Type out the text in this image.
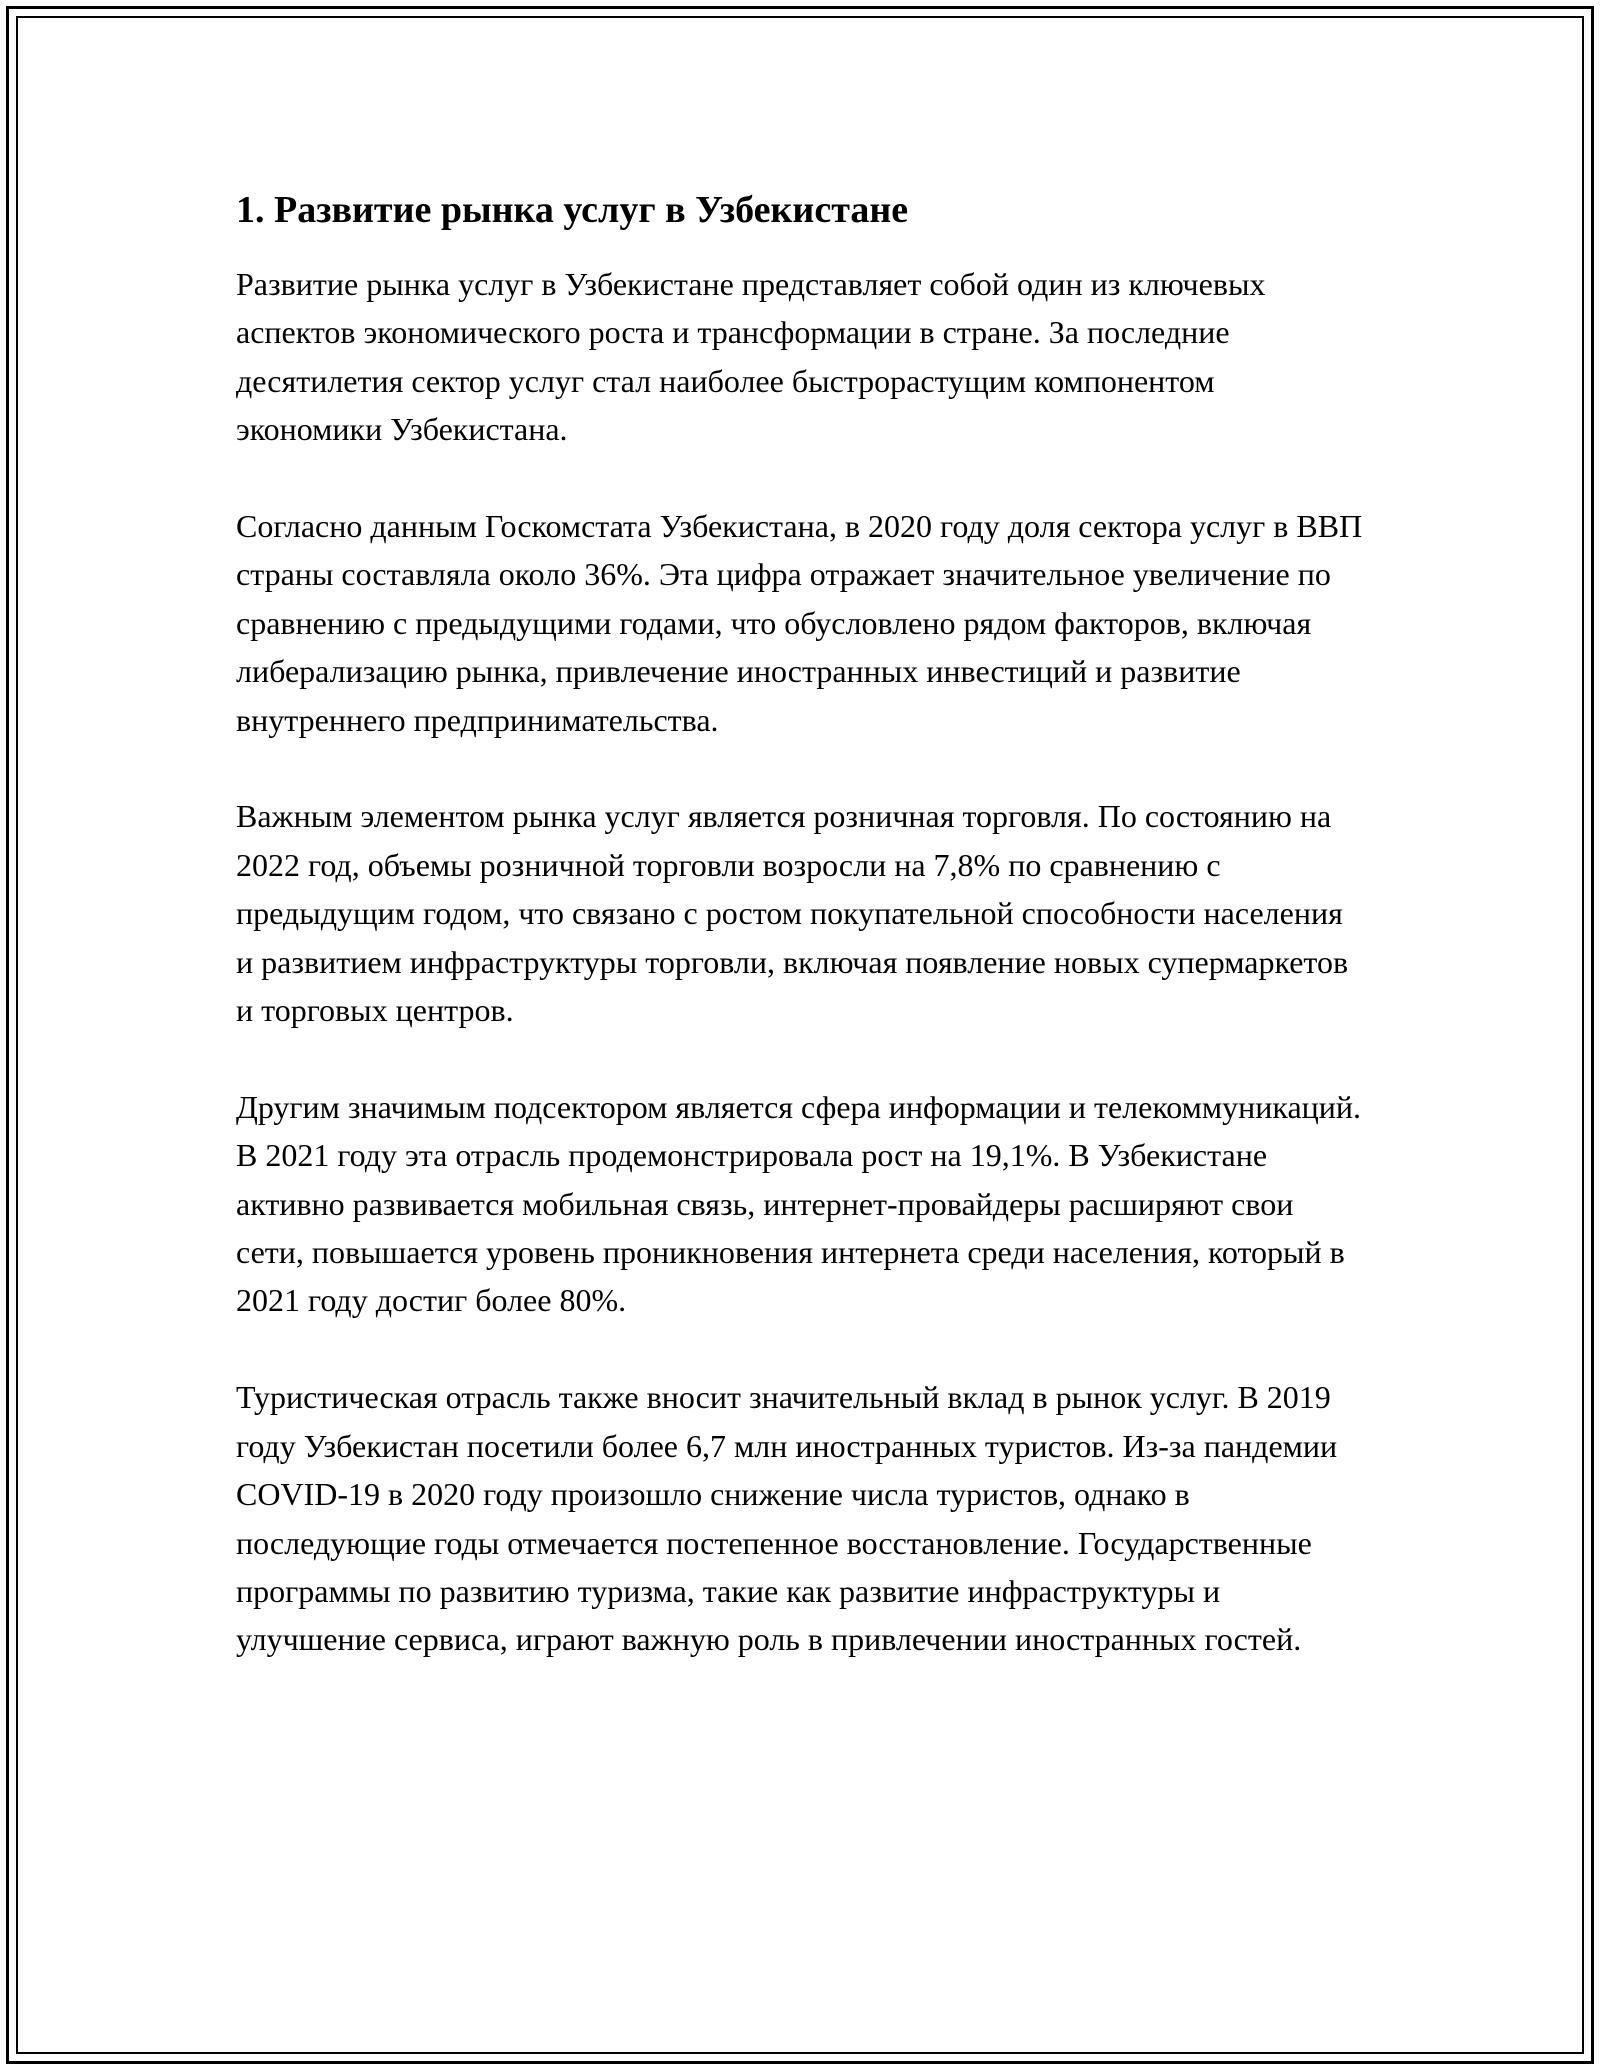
1. Развитие рынка услуг в Узбекистане

Развитие рынка услуг в Узбекистане представляет собой один из ключевых аспектов экономического роста и трансформации в стране. За последние десятилетия сектор услуг стал наиболее быстрорастущим компонентом экономики Узбекистана.

Согласно данным Госкомстата Узбекистана, в 2020 году доля сектора услуг в ВВП страны составляла около 36%. Эта цифра отражает значительное увеличение по сравнению с предыдущими годами, что обусловлено рядом факторов, включая либерализацию рынка, привлечение иностранных инвестиций и развитие внутреннего предпринимательства.

Важным элементом рынка услуг является розничная торговля. По состоянию на 2022 год, объемы розничной торговли возросли на 7,8% по сравнению с предыдущим годом, что связано с ростом покупательной способности населения и развитием инфраструктуры торговли, включая появление новых супермаркетов и торговых центров.

Другим значимым подсектором является сфера информации и телекоммуникаций. В 2021 году эта отрасль продемонстрировала рост на 19,1%. В Узбекистане активно развивается мобильная связь, интернет-провайдеры расширяют свои сети, повышается уровень проникновения интернета среди населения, который в 2021 году достиг более 80%.

Туристическая отрасль также вносит значительный вклад в рынок услуг. В 2019 году Узбекистан посетили более 6,7 млн иностранных туристов. Из-за пандемии COVID-19 в 2020 году произошло снижение числа туристов, однако в последующие годы отмечается постепенное восстановление. Государственные программы по развитию туризма, такие как развитие инфраструктуры и улучшение сервиса, играют важную роль в привлечении иностранных гостей.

***

◆ **Exercise task**: Your task is to copy the entries in full and exactly, without any images.

◆ **Reply to the exercise**:
Type out the text in this image.
1. Развитие рынка услуг в Узбекистане

Развитие рынка услуг в Узбекистане представляет собой один из ключевых аспектов экономического роста и трансформации в стране. За последние десятилетия сектор услуг стал наиболее быстрорастущим компонентом экономики Узбекистана.

Согласно данным Госкомстата Узбекистана, в 2020 году доля сектора услуг в ВВП страны составляла около 36%. Эта цифра отражает значительное увеличение по сравнению с предыдущими годами, что обусловлено рядом факторов, включая либерализацию рынка, привлечение иностранных инвестиций и развитие внутреннего предпринимательства.

Важным элементом рынка услуг является розничная торговля. По состоянию на 2022 год, объемы розничной торговли возросли на 7,8% по сравнению с предыдущим годом, что связано с ростом покупательной способности населения и развитием инфраструктуры торговли, включая появление новых супермаркетов и торговых центров.

Другим значимым подсектором является сфера информации и телекоммуникаций. В 2021 году эта отрасль продемонстрировала рост на 19,1%. В Узбекистане активно развивается мобильная связь, интернет-провайдеры расширяют свои сети, повышается уровень проникновения интернета среди населения, который в 2021 году достиг более 80%.

Туристическая отрасль также вносит значительный вклад в рынок услуг. В 2019 году Узбекистан посетили более 6,7 млн иностранных туристов. Из-за пандемии COVID-19 в 2020 году произошло снижение числа туристов, однако в последующие годы отмечается постепенное восстановление. Государственные программы по развитию туризма, такие как развитие инфраструктуры и улучшение сервиса, играют важную роль в привлечении иностранных гостей.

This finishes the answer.